Per favore, trascrivi alla lettera tutto, dall'inizio delle voci fino alla riga che contiene "cell-l2: 20.0 [539, 861, 626, 885]", inclusa quest'ultima.
---*---
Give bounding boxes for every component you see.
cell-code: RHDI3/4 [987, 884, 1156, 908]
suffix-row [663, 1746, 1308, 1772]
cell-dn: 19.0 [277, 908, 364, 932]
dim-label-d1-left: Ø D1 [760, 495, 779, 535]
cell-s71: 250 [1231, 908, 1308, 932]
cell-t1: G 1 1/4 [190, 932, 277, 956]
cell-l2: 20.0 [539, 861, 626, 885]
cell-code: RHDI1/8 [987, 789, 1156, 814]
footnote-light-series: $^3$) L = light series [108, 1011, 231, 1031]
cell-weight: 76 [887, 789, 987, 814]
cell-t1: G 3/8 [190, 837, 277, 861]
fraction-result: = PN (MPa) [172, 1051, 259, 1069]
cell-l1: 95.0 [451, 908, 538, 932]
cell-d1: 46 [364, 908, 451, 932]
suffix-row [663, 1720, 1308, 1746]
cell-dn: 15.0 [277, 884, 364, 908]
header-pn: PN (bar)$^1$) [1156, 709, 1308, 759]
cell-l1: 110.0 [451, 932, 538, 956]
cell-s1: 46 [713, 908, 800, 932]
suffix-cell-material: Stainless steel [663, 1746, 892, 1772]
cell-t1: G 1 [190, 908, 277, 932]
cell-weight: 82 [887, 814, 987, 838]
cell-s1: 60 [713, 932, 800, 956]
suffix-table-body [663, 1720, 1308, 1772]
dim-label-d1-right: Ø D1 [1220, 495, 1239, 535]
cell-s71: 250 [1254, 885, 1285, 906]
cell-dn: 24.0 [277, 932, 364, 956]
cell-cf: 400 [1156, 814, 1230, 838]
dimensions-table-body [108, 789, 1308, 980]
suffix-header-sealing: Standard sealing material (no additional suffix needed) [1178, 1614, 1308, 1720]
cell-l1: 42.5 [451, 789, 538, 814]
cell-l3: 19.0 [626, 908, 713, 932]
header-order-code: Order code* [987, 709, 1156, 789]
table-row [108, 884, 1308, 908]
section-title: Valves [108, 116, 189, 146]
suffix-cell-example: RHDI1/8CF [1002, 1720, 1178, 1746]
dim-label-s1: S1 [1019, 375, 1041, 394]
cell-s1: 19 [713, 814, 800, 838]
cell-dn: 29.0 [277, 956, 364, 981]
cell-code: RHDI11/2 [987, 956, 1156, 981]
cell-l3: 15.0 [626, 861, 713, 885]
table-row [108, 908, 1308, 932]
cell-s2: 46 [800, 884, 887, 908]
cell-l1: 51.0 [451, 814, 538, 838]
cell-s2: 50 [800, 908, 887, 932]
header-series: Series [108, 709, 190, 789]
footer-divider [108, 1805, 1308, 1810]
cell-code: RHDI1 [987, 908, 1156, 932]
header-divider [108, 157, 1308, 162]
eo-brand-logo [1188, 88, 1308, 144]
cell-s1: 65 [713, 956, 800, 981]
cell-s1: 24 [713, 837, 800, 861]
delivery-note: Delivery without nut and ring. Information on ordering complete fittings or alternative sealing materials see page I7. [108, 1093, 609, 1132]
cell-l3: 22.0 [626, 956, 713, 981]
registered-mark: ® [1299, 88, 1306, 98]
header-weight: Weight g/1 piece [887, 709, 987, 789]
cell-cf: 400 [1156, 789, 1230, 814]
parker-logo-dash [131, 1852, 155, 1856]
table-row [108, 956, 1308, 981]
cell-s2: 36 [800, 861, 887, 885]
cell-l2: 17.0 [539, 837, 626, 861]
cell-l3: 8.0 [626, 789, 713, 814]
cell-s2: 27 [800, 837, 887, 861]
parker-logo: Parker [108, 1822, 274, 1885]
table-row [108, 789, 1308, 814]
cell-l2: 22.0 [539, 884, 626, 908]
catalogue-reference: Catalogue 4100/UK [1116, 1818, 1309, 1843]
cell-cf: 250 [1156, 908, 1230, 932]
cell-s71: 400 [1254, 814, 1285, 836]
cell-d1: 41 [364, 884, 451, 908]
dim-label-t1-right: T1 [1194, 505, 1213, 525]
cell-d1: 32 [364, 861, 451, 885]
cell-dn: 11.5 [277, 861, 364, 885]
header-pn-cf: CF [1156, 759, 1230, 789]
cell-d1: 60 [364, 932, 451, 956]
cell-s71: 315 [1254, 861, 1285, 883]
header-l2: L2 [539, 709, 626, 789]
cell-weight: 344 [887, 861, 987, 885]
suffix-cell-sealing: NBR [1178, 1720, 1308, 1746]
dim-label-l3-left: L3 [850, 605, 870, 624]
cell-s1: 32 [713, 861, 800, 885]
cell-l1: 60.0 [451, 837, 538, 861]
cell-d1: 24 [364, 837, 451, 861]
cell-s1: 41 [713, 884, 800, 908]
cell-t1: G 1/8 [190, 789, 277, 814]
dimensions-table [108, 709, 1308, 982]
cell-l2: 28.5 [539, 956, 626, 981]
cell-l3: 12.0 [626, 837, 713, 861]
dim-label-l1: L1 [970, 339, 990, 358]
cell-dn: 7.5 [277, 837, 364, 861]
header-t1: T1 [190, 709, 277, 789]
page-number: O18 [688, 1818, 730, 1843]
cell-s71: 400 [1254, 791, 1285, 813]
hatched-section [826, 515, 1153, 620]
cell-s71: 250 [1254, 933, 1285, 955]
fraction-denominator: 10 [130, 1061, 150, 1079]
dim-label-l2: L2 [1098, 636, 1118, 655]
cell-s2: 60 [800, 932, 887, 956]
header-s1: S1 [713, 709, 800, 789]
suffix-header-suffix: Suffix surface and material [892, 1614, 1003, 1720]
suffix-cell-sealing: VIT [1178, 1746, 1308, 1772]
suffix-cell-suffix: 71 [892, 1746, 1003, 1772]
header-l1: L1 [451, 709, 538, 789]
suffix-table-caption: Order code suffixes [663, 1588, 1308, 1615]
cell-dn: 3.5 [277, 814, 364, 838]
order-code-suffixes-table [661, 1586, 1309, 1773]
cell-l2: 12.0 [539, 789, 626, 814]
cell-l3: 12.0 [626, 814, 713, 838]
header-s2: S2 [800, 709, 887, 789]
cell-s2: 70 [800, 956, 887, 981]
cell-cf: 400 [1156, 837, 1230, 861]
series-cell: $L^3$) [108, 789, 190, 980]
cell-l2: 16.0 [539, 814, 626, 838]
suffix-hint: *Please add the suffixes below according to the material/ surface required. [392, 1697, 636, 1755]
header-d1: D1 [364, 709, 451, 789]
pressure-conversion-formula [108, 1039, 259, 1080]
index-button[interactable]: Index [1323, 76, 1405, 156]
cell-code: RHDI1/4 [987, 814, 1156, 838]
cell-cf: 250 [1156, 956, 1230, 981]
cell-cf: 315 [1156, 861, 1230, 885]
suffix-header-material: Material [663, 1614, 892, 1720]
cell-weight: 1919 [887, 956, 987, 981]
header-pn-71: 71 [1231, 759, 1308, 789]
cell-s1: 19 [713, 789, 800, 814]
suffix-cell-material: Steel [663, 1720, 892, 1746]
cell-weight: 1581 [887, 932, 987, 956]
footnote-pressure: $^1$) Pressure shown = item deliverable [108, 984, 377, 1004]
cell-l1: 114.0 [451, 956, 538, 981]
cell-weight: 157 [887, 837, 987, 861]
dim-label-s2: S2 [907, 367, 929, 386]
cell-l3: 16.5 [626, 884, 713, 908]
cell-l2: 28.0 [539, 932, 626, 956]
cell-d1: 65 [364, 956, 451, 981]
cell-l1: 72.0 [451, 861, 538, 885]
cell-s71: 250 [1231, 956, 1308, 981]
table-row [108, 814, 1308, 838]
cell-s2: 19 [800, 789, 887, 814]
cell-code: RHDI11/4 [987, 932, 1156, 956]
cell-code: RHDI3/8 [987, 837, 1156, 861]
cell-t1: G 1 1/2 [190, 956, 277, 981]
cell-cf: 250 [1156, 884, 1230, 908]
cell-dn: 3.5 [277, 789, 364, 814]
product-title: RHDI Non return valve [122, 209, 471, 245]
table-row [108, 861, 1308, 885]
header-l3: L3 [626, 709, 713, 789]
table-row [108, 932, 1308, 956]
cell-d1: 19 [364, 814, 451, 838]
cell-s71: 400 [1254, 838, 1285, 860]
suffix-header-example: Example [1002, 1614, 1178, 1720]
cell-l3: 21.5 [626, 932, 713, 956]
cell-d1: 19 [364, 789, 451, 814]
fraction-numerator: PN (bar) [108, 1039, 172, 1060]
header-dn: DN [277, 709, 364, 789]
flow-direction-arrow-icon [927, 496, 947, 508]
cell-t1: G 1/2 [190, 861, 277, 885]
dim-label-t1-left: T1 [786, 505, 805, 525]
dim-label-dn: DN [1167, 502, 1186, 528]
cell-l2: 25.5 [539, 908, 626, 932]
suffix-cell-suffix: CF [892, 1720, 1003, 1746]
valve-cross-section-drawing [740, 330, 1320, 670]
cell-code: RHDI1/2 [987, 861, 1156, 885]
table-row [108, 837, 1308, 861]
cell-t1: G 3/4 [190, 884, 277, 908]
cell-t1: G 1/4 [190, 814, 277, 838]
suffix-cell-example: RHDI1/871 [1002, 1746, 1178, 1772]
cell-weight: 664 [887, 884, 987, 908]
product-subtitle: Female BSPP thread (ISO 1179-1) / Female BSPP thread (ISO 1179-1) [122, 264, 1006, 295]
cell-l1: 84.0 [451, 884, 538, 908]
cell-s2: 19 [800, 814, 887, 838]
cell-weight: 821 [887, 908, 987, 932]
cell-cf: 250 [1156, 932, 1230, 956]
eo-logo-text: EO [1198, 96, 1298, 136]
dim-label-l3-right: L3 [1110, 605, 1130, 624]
---*---
RISPOSTA AL COMPITO >>
Give bounding boxes for every component you see.
cell-code: RHDI3/4 [987, 884, 1156, 908]
suffix-row [663, 1746, 1308, 1772]
cell-dn: 19.0 [277, 908, 364, 932]
dim-label-d1-left: Ø D1 [760, 495, 779, 535]
cell-s71: 250 [1231, 908, 1308, 932]
cell-t1: G 1 1/4 [190, 932, 277, 956]
cell-l2: 20.0 [539, 861, 626, 885]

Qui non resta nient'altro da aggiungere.